### SUPPLIED RECORDS
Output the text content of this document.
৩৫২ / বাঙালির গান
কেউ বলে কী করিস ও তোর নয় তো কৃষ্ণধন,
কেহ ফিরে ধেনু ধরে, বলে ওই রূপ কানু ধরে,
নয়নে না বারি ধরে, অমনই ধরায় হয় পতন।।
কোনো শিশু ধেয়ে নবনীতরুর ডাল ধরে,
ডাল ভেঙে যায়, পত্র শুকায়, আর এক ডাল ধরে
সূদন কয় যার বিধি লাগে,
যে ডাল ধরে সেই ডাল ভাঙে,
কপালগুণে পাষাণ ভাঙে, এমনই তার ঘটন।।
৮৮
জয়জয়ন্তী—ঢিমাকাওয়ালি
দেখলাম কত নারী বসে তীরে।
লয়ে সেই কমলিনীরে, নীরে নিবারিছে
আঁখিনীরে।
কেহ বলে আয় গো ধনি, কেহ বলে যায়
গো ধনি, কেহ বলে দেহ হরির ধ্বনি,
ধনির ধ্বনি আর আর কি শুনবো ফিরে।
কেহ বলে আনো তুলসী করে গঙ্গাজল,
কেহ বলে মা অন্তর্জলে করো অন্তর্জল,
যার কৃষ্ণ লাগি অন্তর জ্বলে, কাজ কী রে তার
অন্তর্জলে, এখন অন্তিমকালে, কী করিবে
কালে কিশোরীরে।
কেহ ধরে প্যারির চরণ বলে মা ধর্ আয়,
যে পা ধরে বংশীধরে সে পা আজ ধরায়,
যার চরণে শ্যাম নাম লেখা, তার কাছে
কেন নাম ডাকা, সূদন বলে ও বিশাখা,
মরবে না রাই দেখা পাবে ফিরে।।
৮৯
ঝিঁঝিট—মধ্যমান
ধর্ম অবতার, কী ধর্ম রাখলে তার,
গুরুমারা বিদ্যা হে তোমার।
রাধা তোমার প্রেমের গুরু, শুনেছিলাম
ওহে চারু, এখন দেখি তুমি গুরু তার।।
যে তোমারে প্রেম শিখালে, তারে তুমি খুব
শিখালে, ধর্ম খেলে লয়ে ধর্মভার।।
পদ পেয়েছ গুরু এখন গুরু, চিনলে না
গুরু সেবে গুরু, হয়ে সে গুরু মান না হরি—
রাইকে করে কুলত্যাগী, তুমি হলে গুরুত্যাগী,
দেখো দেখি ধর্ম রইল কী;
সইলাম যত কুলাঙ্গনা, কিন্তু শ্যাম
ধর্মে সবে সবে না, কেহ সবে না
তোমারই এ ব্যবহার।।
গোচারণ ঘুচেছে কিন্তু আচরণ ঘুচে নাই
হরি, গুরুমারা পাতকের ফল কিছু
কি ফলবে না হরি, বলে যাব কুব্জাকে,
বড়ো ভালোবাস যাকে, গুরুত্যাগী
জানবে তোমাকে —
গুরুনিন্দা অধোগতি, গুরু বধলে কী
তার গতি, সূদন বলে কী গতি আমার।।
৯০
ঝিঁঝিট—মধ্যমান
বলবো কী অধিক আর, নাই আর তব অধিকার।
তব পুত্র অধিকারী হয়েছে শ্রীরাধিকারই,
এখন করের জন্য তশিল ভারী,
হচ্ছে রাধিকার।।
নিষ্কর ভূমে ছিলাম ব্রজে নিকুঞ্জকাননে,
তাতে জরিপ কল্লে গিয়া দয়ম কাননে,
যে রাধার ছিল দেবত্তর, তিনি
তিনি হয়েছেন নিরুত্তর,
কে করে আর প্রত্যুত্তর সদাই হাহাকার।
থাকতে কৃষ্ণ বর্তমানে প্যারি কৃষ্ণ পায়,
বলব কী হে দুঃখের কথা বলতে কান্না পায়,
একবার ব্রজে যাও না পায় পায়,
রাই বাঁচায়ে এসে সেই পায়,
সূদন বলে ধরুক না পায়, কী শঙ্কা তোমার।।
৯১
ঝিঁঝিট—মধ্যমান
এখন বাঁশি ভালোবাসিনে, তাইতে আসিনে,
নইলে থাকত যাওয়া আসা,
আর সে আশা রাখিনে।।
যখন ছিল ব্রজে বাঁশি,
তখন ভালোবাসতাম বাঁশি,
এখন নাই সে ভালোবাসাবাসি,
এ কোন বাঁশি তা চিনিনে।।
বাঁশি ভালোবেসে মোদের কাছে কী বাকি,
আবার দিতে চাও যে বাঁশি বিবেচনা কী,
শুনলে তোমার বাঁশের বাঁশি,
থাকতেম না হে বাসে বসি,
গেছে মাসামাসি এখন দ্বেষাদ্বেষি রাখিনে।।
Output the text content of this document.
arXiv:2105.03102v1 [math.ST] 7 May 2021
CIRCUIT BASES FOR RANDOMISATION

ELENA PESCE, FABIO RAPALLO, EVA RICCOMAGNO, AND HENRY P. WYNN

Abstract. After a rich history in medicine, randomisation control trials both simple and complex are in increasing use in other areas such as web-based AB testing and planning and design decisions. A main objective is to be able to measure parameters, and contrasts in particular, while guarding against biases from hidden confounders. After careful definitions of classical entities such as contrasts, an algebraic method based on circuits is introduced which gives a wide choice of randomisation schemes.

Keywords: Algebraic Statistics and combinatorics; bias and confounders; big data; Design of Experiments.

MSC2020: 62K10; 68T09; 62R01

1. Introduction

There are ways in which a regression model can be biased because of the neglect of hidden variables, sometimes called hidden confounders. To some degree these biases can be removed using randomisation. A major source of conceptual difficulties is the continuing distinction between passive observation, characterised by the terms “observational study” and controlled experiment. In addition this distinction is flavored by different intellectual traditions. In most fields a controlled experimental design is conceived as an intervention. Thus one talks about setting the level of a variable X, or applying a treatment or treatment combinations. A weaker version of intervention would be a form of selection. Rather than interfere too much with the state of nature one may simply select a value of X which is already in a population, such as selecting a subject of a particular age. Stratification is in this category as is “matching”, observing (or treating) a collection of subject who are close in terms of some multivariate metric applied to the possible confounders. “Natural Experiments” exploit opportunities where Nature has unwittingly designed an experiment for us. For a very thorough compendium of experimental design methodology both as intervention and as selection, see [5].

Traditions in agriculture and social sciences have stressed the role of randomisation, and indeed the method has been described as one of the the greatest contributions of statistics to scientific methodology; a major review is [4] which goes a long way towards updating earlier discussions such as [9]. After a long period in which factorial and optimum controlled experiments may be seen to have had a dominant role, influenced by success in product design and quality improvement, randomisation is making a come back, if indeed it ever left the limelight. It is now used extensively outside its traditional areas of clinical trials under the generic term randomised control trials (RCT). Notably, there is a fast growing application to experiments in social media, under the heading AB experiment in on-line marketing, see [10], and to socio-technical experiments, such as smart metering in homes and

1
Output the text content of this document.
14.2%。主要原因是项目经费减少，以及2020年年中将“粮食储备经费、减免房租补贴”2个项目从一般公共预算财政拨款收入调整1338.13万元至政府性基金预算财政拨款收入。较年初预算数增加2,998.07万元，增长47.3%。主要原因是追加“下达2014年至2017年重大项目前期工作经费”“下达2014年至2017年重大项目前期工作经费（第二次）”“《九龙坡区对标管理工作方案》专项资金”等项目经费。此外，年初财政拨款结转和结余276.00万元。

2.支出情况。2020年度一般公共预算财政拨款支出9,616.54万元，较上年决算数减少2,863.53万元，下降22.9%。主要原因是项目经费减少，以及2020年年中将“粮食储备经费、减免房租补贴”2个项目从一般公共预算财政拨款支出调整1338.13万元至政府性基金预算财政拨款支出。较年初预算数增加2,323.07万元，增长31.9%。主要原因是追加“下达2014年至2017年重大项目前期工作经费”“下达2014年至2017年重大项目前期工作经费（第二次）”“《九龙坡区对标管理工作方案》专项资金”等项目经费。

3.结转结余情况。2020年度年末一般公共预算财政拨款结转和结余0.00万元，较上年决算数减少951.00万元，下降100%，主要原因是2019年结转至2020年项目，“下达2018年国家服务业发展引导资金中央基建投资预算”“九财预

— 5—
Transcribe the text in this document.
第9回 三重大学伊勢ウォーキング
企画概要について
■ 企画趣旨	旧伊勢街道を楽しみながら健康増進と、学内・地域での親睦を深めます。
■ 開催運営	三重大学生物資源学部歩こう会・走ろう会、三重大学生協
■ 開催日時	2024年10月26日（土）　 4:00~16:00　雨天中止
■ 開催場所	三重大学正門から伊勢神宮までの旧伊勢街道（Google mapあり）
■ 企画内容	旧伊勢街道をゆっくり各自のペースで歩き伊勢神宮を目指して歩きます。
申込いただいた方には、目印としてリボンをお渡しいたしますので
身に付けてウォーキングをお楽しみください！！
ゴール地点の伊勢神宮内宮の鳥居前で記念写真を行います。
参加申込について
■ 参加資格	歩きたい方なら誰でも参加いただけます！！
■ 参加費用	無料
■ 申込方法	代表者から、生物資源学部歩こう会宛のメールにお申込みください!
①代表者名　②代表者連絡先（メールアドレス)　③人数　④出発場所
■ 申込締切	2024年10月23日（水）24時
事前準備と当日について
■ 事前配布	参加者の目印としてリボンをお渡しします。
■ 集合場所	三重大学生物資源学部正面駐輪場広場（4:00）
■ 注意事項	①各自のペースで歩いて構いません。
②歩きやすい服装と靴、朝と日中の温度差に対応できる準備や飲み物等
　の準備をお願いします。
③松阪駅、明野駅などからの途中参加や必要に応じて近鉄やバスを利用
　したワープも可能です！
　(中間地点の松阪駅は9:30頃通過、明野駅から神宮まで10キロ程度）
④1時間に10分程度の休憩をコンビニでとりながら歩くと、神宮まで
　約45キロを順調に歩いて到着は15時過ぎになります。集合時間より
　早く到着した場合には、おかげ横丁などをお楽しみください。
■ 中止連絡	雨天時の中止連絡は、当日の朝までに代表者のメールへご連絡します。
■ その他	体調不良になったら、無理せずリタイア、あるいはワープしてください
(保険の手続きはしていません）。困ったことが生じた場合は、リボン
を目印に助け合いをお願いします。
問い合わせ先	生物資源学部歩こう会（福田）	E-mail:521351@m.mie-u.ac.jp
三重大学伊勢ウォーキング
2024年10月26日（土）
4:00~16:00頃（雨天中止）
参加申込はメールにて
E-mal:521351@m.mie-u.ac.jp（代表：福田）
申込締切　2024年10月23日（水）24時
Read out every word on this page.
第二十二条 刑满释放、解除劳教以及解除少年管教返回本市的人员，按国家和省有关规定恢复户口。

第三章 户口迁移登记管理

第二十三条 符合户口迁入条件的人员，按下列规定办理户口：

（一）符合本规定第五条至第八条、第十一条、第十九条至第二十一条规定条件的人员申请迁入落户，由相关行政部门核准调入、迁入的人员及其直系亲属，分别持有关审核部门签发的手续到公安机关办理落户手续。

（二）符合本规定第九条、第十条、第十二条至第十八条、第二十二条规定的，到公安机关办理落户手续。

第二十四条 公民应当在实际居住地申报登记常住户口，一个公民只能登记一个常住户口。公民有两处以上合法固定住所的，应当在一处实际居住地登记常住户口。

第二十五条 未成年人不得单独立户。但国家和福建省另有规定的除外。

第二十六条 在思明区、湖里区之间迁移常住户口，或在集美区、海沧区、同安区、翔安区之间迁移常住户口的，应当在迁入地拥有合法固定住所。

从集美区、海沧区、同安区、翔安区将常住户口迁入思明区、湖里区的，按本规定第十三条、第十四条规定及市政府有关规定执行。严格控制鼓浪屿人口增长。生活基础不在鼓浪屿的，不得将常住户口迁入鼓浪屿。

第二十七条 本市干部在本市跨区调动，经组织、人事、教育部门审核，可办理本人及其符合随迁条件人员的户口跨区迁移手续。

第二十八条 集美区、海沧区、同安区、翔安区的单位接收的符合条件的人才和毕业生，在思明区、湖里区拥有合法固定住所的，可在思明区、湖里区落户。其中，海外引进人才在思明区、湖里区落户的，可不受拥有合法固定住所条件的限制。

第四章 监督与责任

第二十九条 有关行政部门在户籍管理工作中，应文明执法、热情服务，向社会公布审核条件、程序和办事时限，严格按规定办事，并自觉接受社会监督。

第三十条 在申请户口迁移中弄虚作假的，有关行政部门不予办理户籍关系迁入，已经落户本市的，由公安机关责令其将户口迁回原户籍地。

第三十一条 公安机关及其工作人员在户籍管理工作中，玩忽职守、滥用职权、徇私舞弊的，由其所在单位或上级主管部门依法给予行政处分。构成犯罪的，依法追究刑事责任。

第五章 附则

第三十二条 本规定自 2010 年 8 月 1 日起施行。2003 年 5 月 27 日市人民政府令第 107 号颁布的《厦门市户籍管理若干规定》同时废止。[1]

### EXERCISE REQUIREMENTS
From the entries above, copy every line where the word "在思明区" shows up.

### OUTPUT FOR THIS EXERCISE
第二十六条 在思明区、湖里区之间迁移常住户口，或在集美区、海沧区、同安区、翔安区之间迁移常住户口的，应当在迁入地拥有合法固定住所。
第二十八条 集美区、海沧区、同安区、翔安区的单位接收的符合条件的人才和毕业生，在思明区、湖里区拥有合法固定住所的，可在思明区、湖里区落户。其中，海外引进人才在思明区、湖里区落户的，可不受拥有合法固定住所条件的限制。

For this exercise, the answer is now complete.